Collected data

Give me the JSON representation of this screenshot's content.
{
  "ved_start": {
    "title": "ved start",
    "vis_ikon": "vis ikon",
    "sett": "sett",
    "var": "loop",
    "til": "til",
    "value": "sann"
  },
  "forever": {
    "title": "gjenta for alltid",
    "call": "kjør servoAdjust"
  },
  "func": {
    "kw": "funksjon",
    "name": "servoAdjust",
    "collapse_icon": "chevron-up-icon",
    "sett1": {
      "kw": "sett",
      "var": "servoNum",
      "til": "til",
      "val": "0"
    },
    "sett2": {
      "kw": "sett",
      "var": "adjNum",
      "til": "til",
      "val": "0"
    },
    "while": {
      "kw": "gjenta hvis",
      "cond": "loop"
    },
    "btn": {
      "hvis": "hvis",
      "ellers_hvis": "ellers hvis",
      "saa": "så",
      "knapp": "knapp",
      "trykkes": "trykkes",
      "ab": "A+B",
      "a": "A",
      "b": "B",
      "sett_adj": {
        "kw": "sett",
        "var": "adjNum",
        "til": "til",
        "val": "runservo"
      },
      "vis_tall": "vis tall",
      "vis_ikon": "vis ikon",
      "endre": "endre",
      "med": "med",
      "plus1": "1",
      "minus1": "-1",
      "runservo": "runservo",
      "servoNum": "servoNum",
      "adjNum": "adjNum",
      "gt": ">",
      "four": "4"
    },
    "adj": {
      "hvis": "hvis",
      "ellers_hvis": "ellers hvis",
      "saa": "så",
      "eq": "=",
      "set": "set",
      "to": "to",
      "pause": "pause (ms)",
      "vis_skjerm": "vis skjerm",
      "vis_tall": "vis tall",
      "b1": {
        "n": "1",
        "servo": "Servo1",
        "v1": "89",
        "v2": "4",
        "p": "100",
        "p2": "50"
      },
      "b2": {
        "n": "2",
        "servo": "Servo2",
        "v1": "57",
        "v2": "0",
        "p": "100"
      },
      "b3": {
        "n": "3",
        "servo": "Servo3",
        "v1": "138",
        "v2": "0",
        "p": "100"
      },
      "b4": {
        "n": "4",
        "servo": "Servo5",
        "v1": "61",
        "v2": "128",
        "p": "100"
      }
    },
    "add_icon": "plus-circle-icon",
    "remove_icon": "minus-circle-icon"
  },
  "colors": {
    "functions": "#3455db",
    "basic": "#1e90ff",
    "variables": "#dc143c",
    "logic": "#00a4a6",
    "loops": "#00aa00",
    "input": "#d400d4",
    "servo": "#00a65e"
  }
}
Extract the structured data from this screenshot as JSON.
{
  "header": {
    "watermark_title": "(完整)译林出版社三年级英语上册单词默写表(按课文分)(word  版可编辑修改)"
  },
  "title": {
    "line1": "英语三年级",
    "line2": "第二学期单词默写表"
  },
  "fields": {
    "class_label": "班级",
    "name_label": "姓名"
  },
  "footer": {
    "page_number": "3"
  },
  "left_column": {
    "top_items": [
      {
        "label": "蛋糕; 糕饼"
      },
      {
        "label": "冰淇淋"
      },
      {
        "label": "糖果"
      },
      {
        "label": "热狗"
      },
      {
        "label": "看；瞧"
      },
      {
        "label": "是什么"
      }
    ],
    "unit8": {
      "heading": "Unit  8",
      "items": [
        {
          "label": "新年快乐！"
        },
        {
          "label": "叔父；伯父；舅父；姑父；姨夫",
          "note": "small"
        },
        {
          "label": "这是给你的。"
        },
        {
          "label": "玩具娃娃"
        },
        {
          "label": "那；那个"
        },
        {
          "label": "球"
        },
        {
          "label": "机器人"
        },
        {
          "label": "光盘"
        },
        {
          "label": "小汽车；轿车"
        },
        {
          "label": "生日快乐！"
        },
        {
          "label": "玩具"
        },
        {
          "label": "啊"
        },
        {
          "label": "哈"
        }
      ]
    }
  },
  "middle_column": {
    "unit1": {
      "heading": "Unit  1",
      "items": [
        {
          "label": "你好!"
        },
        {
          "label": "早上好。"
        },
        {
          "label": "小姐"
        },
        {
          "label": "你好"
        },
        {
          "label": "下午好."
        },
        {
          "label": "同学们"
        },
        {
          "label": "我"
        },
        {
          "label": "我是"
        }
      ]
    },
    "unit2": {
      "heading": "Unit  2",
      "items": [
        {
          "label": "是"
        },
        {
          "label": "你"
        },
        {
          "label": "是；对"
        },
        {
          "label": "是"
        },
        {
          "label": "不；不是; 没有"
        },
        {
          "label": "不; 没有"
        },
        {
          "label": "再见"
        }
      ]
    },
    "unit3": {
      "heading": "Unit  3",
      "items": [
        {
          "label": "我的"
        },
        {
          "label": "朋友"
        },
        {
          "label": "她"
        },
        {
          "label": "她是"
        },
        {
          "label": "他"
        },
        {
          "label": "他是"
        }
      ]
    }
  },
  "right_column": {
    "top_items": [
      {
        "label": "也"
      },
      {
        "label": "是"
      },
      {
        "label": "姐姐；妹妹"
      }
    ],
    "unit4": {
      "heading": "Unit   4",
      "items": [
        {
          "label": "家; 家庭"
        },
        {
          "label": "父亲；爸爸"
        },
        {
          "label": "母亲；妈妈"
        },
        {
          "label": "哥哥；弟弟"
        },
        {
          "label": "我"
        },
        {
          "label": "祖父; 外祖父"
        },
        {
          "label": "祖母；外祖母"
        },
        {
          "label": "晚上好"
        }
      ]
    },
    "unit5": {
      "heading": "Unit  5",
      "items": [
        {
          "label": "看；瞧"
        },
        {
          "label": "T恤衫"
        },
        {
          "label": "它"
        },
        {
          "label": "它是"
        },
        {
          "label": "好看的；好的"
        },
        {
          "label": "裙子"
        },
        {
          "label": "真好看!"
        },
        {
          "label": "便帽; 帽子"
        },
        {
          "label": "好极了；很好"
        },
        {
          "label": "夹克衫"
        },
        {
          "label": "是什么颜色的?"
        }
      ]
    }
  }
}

• PROBLEM
Please repeat all the records above exactly as they appear.

• THE RESULT
Give me the JSON representation of this screenshot's content.
{
  "ved_start": {
    "title": "ved start",
    "vis_ikon": "vis ikon",
    "sett": "sett",
    "var": "loop",
    "til": "til",
    "value": "sann"
  },
  "forever": {
    "title": "gjenta for alltid",
    "call": "kjør servoAdjust"
  },
  "func": {
    "kw": "funksjon",
    "name": "servoAdjust",
    "collapse_icon": "chevron-up-icon",
    "sett1": {
      "kw": "sett",
      "var": "servoNum",
      "til": "til",
      "val": "0"
    },
    "sett2": {
      "kw": "sett",
      "var": "adjNum",
      "til": "til",
      "val": "0"
    },
    "while": {
      "kw": "gjenta hvis",
      "cond": "loop"
    },
    "btn": {
      "hvis": "hvis",
      "ellers_hvis": "ellers hvis",
      "saa": "så",
      "knapp": "knapp",
      "trykkes": "trykkes",
      "ab": "A+B",
      "a": "A",
      "b": "B",
      "sett_adj": {
        "kw": "sett",
        "var": "adjNum",
        "til": "til",
        "val": "runservo"
      },
      "vis_tall": "vis tall",
      "vis_ikon": "vis ikon",
      "endre": "endre",
      "med": "med",
      "plus1": "1",
      "minus1": "-1",
      "runservo": "runservo",
      "servoNum": "servoNum",
      "adjNum": "adjNum",
      "gt": ">",
      "four": "4"
    },
    "adj": {
      "hvis": "hvis",
      "ellers_hvis": "ellers hvis",
      "saa": "så",
      "eq": "=",
      "set": "set",
      "to": "to",
      "pause": "pause (ms)",
      "vis_skjerm": "vis skjerm",
      "vis_tall": "vis tall",
      "b1": {
        "n": "1",
        "servo": "Servo1",
        "v1": "89",
        "v2": "4",
        "p": "100",
        "p2": "50"
      },
      "b2": {
        "n": "2",
        "servo": "Servo2",
        "v1": "57",
        "v2": "0",
        "p": "100"
      },
      "b3": {
        "n": "3",
        "servo": "Servo3",
        "v1": "138",
        "v2": "0",
        "p": "100"
      },
      "b4": {
        "n": "4",
        "servo": "Servo5",
        "v1": "61",
        "v2": "128",
        "p": "100"
      }
    },
    "add_icon": "plus-circle-icon",
    "remove_icon": "minus-circle-icon"
  },
  "colors": {
    "functions": "#3455db",
    "basic": "#1e90ff",
    "variables": "#dc143c",
    "logic": "#00a4a6",
    "loops": "#00aa00",
    "input": "#d400d4",
    "servo": "#00a65e"
  }
}
Extract the structured data from this screenshot as JSON.
{
  "header": {
    "watermark_title": "(完整)译林出版社三年级英语上册单词默写表(按课文分)(word  版可编辑修改)"
  },
  "title": {
    "line1": "英语三年级",
    "line2": "第二学期单词默写表"
  },
  "fields": {
    "class_label": "班级",
    "name_label": "姓名"
  },
  "footer": {
    "page_number": "3"
  },
  "left_column": {
    "top_items": [
      {
        "label": "蛋糕; 糕饼"
      },
      {
        "label": "冰淇淋"
      },
      {
        "label": "糖果"
      },
      {
        "label": "热狗"
      },
      {
        "label": "看；瞧"
      },
      {
        "label": "是什么"
      }
    ],
    "unit8": {
      "heading": "Unit  8",
      "items": [
        {
          "label": "新年快乐！"
        },
        {
          "label": "叔父；伯父；舅父；姑父；姨夫",
          "note": "small"
        },
        {
          "label": "这是给你的。"
        },
        {
          "label": "玩具娃娃"
        },
        {
          "label": "那；那个"
        },
        {
          "label": "球"
        },
        {
          "label": "机器人"
        },
        {
          "label": "光盘"
        },
        {
          "label": "小汽车；轿车"
        },
        {
          "label": "生日快乐！"
        },
        {
          "label": "玩具"
        },
        {
          "label": "啊"
        },
        {
          "label": "哈"
        }
      ]
    }
  },
  "middle_column": {
    "unit1": {
      "heading": "Unit  1",
      "items": [
        {
          "label": "你好!"
        },
        {
          "label": "早上好。"
        },
        {
          "label": "小姐"
        },
        {
          "label": "你好"
        },
        {
          "label": "下午好."
        },
        {
          "label": "同学们"
        },
        {
          "label": "我"
        },
        {
          "label": "我是"
        }
      ]
    },
    "unit2": {
      "heading": "Unit  2",
      "items": [
        {
          "label": "是"
        },
        {
          "label": "你"
        },
        {
          "label": "是；对"
        },
        {
          "label": "是"
        },
        {
          "label": "不；不是; 没有"
        },
        {
          "label": "不; 没有"
        },
        {
          "label": "再见"
        }
      ]
    },
    "unit3": {
      "heading": "Unit  3",
      "items": [
        {
          "label": "我的"
        },
        {
          "label": "朋友"
        },
        {
          "label": "她"
        },
        {
          "label": "她是"
        },
        {
          "label": "他"
        },
        {
          "label": "他是"
        }
      ]
    }
  },
  "right_column": {
    "top_items": [
      {
        "label": "也"
      },
      {
        "label": "是"
      },
      {
        "label": "姐姐；妹妹"
      }
    ],
    "unit4": {
      "heading": "Unit   4",
      "items": [
        {
          "label": "家; 家庭"
        },
        {
          "label": "父亲；爸爸"
        },
        {
          "label": "母亲；妈妈"
        },
        {
          "label": "哥哥；弟弟"
        },
        {
          "label": "我"
        },
        {
          "label": "祖父; 外祖父"
        },
        {
          "label": "祖母；外祖母"
        },
        {
          "label": "晚上好"
        }
      ]
    },
    "unit5": {
      "heading": "Unit  5",
      "items": [
        {
          "label": "看；瞧"
        },
        {
          "label": "T恤衫"
        },
        {
          "label": "它"
        },
        {
          "label": "它是"
        },
        {
          "label": "好看的；好的"
        },
        {
          "label": "裙子"
        },
        {
          "label": "真好看!"
        },
        {
          "label": "便帽; 帽子"
        },
        {
          "label": "好极了；很好"
        },
        {
          "label": "夹克衫"
        },
        {
          "label": "是什么颜色的?"
        }
      ]
    }
  }
}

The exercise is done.